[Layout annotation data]
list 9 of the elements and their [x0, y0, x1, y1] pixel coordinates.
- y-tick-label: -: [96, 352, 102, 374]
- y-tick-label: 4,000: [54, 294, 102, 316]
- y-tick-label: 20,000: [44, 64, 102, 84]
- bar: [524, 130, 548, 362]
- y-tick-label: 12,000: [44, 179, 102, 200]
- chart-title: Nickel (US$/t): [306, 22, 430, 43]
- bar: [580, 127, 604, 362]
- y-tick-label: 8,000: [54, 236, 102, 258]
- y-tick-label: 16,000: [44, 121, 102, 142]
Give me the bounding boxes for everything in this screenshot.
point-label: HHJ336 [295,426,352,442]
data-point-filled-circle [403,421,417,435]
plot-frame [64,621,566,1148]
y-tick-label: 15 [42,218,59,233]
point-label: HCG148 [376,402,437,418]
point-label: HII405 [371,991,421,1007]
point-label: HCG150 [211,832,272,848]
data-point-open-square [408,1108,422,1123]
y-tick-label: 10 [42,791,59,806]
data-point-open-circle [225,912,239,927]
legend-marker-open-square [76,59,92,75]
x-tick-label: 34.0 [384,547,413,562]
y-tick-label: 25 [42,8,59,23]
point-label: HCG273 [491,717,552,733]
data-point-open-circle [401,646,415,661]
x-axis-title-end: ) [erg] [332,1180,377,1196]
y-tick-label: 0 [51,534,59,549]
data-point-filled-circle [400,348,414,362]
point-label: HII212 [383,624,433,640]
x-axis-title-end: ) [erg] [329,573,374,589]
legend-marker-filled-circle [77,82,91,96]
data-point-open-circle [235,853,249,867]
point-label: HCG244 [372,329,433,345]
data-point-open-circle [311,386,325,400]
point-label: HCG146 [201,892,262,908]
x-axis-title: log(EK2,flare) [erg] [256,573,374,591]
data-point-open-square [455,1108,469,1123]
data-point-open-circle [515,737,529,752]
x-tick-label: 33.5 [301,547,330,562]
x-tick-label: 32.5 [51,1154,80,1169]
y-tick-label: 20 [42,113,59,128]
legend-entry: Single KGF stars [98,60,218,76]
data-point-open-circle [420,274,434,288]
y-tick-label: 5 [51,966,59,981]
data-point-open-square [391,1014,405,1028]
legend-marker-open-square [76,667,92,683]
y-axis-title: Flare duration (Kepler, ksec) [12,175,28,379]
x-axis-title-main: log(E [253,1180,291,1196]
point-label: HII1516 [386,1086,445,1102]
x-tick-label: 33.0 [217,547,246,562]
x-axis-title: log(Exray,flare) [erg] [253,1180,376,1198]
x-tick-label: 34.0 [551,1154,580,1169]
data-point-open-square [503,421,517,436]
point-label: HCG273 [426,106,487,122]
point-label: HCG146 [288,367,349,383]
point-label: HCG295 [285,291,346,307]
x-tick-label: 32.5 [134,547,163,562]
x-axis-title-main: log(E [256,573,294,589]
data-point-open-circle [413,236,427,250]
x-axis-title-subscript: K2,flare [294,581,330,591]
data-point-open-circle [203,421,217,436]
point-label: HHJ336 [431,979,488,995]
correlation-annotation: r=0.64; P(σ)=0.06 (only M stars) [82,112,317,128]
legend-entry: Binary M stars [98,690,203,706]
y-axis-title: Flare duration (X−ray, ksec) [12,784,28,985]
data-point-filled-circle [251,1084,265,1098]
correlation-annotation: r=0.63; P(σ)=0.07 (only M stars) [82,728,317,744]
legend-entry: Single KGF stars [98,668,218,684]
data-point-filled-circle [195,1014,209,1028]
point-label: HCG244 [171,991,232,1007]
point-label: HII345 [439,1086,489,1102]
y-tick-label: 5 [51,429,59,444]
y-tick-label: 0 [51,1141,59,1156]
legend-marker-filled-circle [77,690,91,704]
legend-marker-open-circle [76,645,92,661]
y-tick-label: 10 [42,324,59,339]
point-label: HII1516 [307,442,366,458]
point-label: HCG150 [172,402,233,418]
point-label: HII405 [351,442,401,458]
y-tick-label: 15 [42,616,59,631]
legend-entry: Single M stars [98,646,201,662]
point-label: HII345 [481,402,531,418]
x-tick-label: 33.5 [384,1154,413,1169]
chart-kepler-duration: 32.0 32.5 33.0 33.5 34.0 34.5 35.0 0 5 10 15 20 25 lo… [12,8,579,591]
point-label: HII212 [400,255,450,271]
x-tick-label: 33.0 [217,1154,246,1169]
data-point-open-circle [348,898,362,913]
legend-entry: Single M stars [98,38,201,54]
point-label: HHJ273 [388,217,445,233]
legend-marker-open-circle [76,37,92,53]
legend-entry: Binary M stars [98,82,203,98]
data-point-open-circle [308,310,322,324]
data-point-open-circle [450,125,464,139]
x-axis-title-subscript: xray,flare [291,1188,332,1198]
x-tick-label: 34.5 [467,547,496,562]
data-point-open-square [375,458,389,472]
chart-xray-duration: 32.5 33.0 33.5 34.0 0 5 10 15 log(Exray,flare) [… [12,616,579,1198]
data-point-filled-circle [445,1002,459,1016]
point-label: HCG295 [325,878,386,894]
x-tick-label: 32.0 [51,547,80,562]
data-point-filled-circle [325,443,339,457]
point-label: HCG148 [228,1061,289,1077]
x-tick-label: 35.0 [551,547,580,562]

▶ **Task statement**
Copy out everything from the start of the rows down to the row containing "- y-tick-label: 16,000: [44, 121, 102, 142]", both ends included, leaving each row unchanged.

▶ **Result of the exercise**
list 9 of the elements and their [x0, y0, x1, y1] pixel coordinates.
- y-tick-label: -: [96, 352, 102, 374]
- y-tick-label: 4,000: [54, 294, 102, 316]
- y-tick-label: 20,000: [44, 64, 102, 84]
- bar: [524, 130, 548, 362]
- y-tick-label: 12,000: [44, 179, 102, 200]
- chart-title: Nickel (US$/t): [306, 22, 430, 43]
- bar: [580, 127, 604, 362]
- y-tick-label: 8,000: [54, 236, 102, 258]
- y-tick-label: 16,000: [44, 121, 102, 142]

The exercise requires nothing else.